Given request: Every line of the material below must be repeated exactly.

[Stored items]
* Start *
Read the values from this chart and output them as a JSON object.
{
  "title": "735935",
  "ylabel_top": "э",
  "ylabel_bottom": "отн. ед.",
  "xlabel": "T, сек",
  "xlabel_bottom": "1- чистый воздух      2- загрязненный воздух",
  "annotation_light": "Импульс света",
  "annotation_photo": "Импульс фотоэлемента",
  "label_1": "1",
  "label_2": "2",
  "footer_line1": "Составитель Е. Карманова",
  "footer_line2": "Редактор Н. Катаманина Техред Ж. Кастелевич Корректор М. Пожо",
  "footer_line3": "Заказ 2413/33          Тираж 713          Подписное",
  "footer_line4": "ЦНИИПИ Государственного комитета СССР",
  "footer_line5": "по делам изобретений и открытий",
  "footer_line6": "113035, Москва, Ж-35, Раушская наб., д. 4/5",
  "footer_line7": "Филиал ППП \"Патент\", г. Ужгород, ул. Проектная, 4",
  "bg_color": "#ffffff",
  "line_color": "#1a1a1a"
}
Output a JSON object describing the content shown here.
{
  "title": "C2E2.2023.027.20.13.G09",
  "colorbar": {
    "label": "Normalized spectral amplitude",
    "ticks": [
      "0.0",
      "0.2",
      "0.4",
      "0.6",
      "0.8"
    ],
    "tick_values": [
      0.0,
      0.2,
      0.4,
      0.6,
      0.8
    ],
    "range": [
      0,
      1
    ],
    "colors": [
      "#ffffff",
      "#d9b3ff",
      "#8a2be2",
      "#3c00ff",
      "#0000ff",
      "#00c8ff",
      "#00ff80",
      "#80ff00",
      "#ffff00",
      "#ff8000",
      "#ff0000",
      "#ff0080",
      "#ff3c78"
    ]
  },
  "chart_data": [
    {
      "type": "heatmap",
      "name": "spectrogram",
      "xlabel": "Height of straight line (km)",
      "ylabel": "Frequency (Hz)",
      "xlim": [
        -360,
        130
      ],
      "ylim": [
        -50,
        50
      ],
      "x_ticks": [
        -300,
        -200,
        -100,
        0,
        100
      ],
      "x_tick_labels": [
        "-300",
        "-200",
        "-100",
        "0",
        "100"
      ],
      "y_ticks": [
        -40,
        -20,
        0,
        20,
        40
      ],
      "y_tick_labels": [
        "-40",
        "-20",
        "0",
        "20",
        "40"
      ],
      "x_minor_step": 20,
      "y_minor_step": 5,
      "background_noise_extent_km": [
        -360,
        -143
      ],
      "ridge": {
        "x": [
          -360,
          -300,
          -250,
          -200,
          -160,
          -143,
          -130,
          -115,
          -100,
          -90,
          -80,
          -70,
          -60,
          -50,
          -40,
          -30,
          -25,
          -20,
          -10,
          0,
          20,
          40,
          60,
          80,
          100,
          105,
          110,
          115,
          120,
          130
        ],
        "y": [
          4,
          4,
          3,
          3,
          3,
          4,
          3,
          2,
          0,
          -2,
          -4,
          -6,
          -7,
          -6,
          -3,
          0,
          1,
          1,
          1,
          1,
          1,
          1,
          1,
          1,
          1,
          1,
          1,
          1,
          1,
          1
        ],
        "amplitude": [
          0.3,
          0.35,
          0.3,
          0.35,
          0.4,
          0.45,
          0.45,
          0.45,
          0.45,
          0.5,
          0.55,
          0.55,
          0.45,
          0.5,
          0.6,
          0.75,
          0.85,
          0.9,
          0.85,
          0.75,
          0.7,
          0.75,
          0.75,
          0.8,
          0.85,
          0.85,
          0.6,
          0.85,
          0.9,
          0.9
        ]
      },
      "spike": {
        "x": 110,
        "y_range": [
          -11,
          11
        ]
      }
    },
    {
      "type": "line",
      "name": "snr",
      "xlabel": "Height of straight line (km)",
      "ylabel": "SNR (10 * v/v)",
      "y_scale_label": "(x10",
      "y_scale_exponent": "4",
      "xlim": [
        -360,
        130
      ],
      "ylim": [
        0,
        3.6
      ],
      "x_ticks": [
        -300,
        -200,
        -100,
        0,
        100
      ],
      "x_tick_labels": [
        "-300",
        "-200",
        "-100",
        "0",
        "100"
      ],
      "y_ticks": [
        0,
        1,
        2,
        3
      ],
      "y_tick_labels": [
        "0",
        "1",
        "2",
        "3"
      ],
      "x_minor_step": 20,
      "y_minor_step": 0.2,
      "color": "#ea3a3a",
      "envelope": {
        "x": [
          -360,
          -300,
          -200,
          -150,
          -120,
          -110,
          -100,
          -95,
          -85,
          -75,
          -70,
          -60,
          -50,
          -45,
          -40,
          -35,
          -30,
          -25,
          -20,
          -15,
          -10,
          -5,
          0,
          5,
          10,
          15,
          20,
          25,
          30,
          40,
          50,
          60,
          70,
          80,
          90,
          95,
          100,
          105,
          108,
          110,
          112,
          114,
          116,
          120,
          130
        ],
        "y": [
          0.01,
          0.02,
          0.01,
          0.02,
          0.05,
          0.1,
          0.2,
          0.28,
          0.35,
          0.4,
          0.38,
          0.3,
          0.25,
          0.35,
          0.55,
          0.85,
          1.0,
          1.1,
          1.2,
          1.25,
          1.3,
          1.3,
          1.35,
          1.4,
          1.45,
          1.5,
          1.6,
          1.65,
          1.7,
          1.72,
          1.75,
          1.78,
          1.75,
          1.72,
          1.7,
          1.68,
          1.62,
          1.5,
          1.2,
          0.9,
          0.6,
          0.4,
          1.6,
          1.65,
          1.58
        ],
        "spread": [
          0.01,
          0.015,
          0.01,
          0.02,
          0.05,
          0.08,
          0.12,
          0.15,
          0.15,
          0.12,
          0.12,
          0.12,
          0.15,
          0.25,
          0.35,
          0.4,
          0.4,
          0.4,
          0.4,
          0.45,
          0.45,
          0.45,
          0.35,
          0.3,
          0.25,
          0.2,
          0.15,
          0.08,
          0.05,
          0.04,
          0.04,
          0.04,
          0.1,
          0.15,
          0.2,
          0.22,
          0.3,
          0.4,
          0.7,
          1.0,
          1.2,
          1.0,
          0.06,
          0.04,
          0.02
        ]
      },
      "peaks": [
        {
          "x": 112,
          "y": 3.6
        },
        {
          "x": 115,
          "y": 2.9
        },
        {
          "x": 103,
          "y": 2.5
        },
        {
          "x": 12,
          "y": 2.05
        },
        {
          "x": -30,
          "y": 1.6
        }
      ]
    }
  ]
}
* End *
Reply:
Read the values from this chart and output them as a JSON object.
{
  "title": "735935",
  "ylabel_top": "э",
  "ylabel_bottom": "отн. ед.",
  "xlabel": "T, сек",
  "xlabel_bottom": "1- чистый воздух      2- загрязненный воздух",
  "annotation_light": "Импульс света",
  "annotation_photo": "Импульс фотоэлемента",
  "label_1": "1",
  "label_2": "2",
  "footer_line1": "Составитель Е. Карманова",
  "footer_line2": "Редактор Н. Катаманина Техред Ж. Кастелевич Корректор М. Пожо",
  "footer_line3": "Заказ 2413/33          Тираж 713          Подписное",
  "footer_line4": "ЦНИИПИ Государственного комитета СССР",
  "footer_line5": "по делам изобретений и открытий",
  "footer_line6": "113035, Москва, Ж-35, Раушская наб., д. 4/5",
  "footer_line7": "Филиал ППП \"Патент\", г. Ужгород, ул. Проектная, 4",
  "bg_color": "#ffffff",
  "line_color": "#1a1a1a"
}
Output a JSON object describing the content shown here.
{
  "title": "C2E2.2023.027.20.13.G09",
  "colorbar": {
    "label": "Normalized spectral amplitude",
    "ticks": [
      "0.0",
      "0.2",
      "0.4",
      "0.6",
      "0.8"
    ],
    "tick_values": [
      0.0,
      0.2,
      0.4,
      0.6,
      0.8
    ],
    "range": [
      0,
      1
    ],
    "colors": [
      "#ffffff",
      "#d9b3ff",
      "#8a2be2",
      "#3c00ff",
      "#0000ff",
      "#00c8ff",
      "#00ff80",
      "#80ff00",
      "#ffff00",
      "#ff8000",
      "#ff0000",
      "#ff0080",
      "#ff3c78"
    ]
  },
  "chart_data": [
    {
      "type": "heatmap",
      "name": "spectrogram",
      "xlabel": "Height of straight line (km)",
      "ylabel": "Frequency (Hz)",
      "xlim": [
        -360,
        130
      ],
      "ylim": [
        -50,
        50
      ],
      "x_ticks": [
        -300,
        -200,
        -100,
        0,
        100
      ],
      "x_tick_labels": [
        "-300",
        "-200",
        "-100",
        "0",
        "100"
      ],
      "y_ticks": [
        -40,
        -20,
        0,
        20,
        40
      ],
      "y_tick_labels": [
        "-40",
        "-20",
        "0",
        "20",
        "40"
      ],
      "x_minor_step": 20,
      "y_minor_step": 5,
      "background_noise_extent_km": [
        -360,
        -143
      ],
      "ridge": {
        "x": [
          -360,
          -300,
          -250,
          -200,
          -160,
          -143,
          -130,
          -115,
          -100,
          -90,
          -80,
          -70,
          -60,
          -50,
          -40,
          -30,
          -25,
          -20,
          -10,
          0,
          20,
          40,
          60,
          80,
          100,
          105,
          110,
          115,
          120,
          130
        ],
        "y": [
          4,
          4,
          3,
          3,
          3,
          4,
          3,
          2,
          0,
          -2,
          -4,
          -6,
          -7,
          -6,
          -3,
          0,
          1,
          1,
          1,
          1,
          1,
          1,
          1,
          1,
          1,
          1,
          1,
          1,
          1,
          1
        ],
        "amplitude": [
          0.3,
          0.35,
          0.3,
          0.35,
          0.4,
          0.45,
          0.45,
          0.45,
          0.45,
          0.5,
          0.55,
          0.55,
          0.45,
          0.5,
          0.6,
          0.75,
          0.85,
          0.9,
          0.85,
          0.75,
          0.7,
          0.75,
          0.75,
          0.8,
          0.85,
          0.85,
          0.6,
          0.85,
          0.9,
          0.9
        ]
      },
      "spike": {
        "x": 110,
        "y_range": [
          -11,
          11
        ]
      }
    },
    {
      "type": "line",
      "name": "snr",
      "xlabel": "Height of straight line (km)",
      "ylabel": "SNR (10 * v/v)",
      "y_scale_label": "(x10",
      "y_scale_exponent": "4",
      "xlim": [
        -360,
        130
      ],
      "ylim": [
        0,
        3.6
      ],
      "x_ticks": [
        -300,
        -200,
        -100,
        0,
        100
      ],
      "x_tick_labels": [
        "-300",
        "-200",
        "-100",
        "0",
        "100"
      ],
      "y_ticks": [
        0,
        1,
        2,
        3
      ],
      "y_tick_labels": [
        "0",
        "1",
        "2",
        "3"
      ],
      "x_minor_step": 20,
      "y_minor_step": 0.2,
      "color": "#ea3a3a",
      "envelope": {
        "x": [
          -360,
          -300,
          -200,
          -150,
          -120,
          -110,
          -100,
          -95,
          -85,
          -75,
          -70,
          -60,
          -50,
          -45,
          -40,
          -35,
          -30,
          -25,
          -20,
          -15,
          -10,
          -5,
          0,
          5,
          10,
          15,
          20,
          25,
          30,
          40,
          50,
          60,
          70,
          80,
          90,
          95,
          100,
          105,
          108,
          110,
          112,
          114,
          116,
          120,
          130
        ],
        "y": [
          0.01,
          0.02,
          0.01,
          0.02,
          0.05,
          0.1,
          0.2,
          0.28,
          0.35,
          0.4,
          0.38,
          0.3,
          0.25,
          0.35,
          0.55,
          0.85,
          1.0,
          1.1,
          1.2,
          1.25,
          1.3,
          1.3,
          1.35,
          1.4,
          1.45,
          1.5,
          1.6,
          1.65,
          1.7,
          1.72,
          1.75,
          1.78,
          1.75,
          1.72,
          1.7,
          1.68,
          1.62,
          1.5,
          1.2,
          0.9,
          0.6,
          0.4,
          1.6,
          1.65,
          1.58
        ],
        "spread": [
          0.01,
          0.015,
          0.01,
          0.02,
          0.05,
          0.08,
          0.12,
          0.15,
          0.15,
          0.12,
          0.12,
          0.12,
          0.15,
          0.25,
          0.35,
          0.4,
          0.4,
          0.4,
          0.4,
          0.45,
          0.45,
          0.45,
          0.35,
          0.3,
          0.25,
          0.2,
          0.15,
          0.08,
          0.05,
          0.04,
          0.04,
          0.04,
          0.1,
          0.15,
          0.2,
          0.22,
          0.3,
          0.4,
          0.7,
          1.0,
          1.2,
          1.0,
          0.06,
          0.04,
          0.02
        ]
      },
      "peaks": [
        {
          "x": 112,
          "y": 3.6
        },
        {
          "x": 115,
          "y": 2.9
        },
        {
          "x": 103,
          "y": 2.5
        },
        {
          "x": 12,
          "y": 2.05
        },
        {
          "x": -30,
          "y": 1.6
        }
      ]
    }
  ]
}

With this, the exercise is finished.